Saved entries
* * * * * * * * *

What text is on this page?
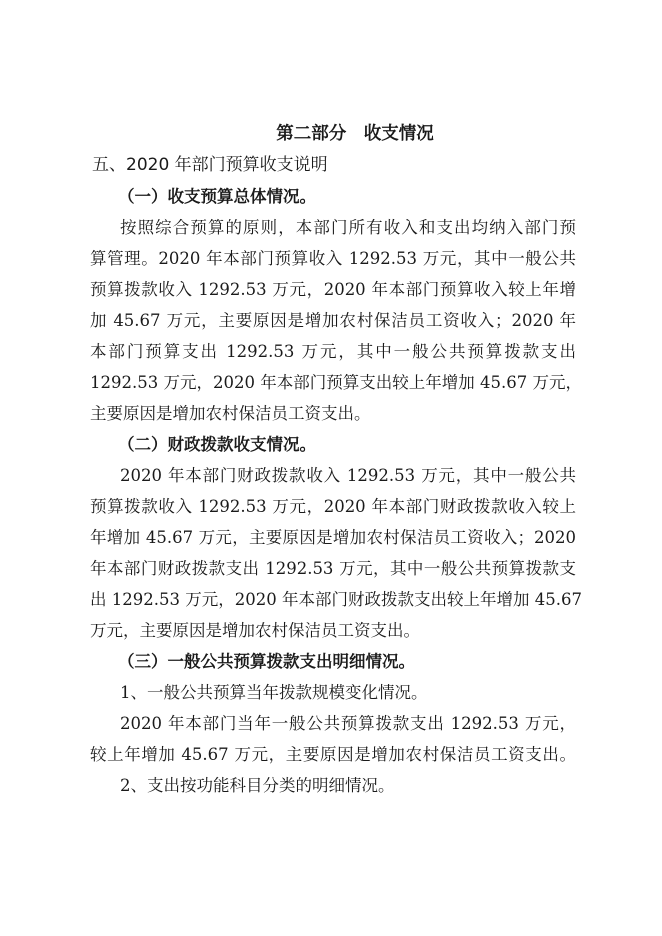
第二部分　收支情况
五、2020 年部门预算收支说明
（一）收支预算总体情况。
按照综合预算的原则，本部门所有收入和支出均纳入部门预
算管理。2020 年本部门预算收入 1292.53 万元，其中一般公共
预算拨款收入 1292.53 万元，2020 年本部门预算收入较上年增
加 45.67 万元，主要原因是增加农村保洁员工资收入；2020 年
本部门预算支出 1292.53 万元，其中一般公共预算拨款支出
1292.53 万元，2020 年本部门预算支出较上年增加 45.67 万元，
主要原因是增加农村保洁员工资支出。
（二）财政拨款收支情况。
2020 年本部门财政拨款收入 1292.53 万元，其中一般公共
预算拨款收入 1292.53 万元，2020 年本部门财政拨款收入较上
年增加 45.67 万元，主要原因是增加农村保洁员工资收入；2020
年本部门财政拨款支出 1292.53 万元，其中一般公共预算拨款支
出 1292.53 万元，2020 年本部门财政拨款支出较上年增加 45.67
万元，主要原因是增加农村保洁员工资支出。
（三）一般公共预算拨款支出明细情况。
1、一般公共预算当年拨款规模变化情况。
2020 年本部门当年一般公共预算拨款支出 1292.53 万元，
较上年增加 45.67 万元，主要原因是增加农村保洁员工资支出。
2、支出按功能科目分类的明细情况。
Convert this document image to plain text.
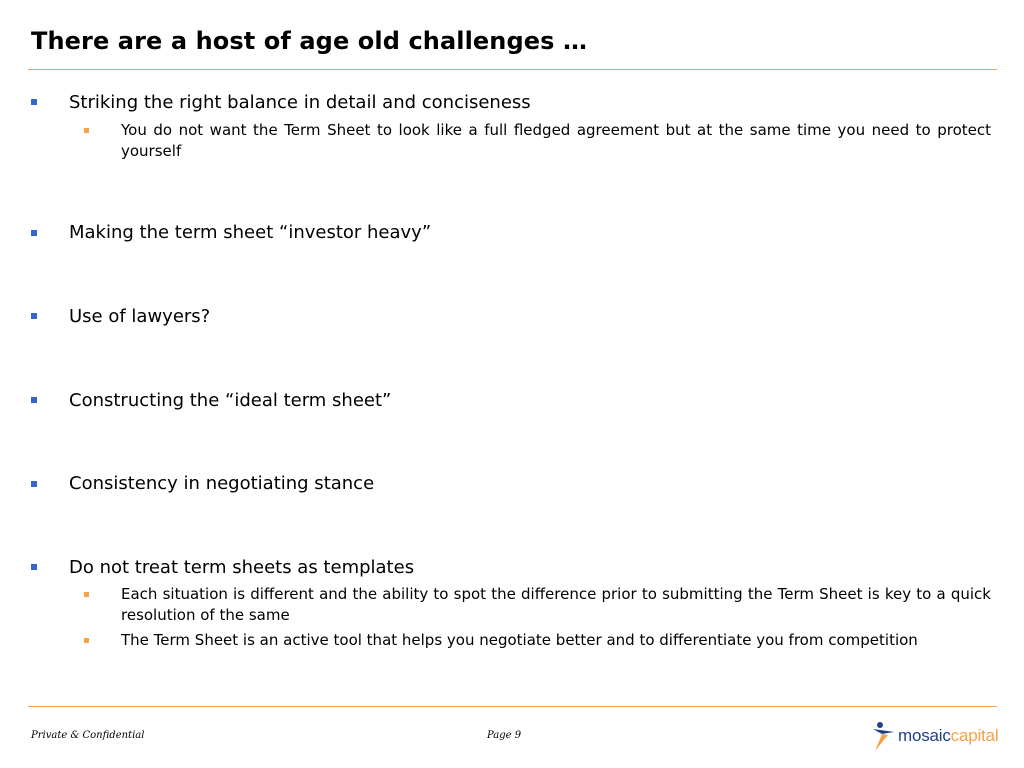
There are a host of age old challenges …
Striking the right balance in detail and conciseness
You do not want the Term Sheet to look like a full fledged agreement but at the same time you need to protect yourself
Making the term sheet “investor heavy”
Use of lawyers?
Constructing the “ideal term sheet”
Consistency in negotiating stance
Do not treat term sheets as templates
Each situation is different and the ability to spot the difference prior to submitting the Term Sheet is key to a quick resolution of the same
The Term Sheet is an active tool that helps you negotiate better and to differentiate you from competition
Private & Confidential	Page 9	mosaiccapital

* * * * * * * * *

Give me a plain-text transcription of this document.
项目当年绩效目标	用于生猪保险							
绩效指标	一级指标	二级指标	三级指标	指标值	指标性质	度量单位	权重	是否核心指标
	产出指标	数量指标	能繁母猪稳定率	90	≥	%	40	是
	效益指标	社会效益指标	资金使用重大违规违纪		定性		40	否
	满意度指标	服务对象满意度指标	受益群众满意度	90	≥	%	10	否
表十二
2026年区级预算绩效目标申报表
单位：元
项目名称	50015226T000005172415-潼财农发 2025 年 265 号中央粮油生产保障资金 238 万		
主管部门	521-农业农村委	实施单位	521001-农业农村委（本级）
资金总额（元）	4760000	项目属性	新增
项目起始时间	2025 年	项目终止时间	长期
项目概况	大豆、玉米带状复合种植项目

* * * * * * * * *

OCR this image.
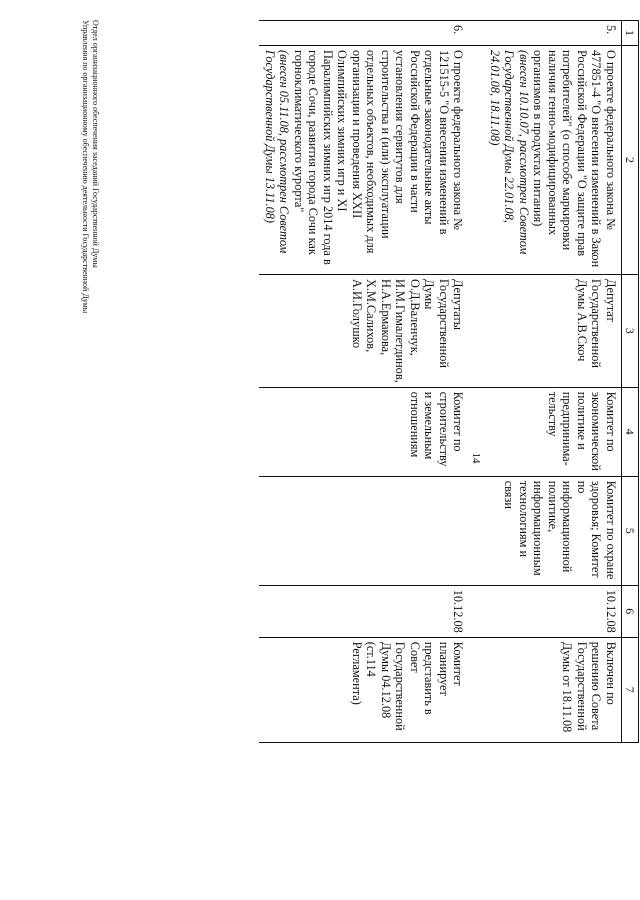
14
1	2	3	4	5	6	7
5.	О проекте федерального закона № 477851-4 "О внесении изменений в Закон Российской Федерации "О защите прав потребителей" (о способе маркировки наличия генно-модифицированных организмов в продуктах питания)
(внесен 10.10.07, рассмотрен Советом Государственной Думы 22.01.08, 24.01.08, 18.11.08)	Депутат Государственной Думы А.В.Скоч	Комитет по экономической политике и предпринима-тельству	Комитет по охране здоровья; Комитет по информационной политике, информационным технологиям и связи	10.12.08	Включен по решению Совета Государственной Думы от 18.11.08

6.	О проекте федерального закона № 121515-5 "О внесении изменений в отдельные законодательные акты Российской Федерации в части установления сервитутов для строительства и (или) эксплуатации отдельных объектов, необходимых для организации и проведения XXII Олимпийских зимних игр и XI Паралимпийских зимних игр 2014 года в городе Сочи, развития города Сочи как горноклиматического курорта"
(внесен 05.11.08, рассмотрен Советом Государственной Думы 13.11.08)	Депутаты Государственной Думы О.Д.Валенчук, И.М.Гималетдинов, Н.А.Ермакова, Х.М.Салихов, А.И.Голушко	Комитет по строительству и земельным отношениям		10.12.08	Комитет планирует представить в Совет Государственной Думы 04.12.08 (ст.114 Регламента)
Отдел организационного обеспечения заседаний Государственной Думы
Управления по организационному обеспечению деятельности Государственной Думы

* * * * * * * * *

Written problem: Of the lines in the material, how many include "Советом"? Respond with the number alone.

Exercise output: 2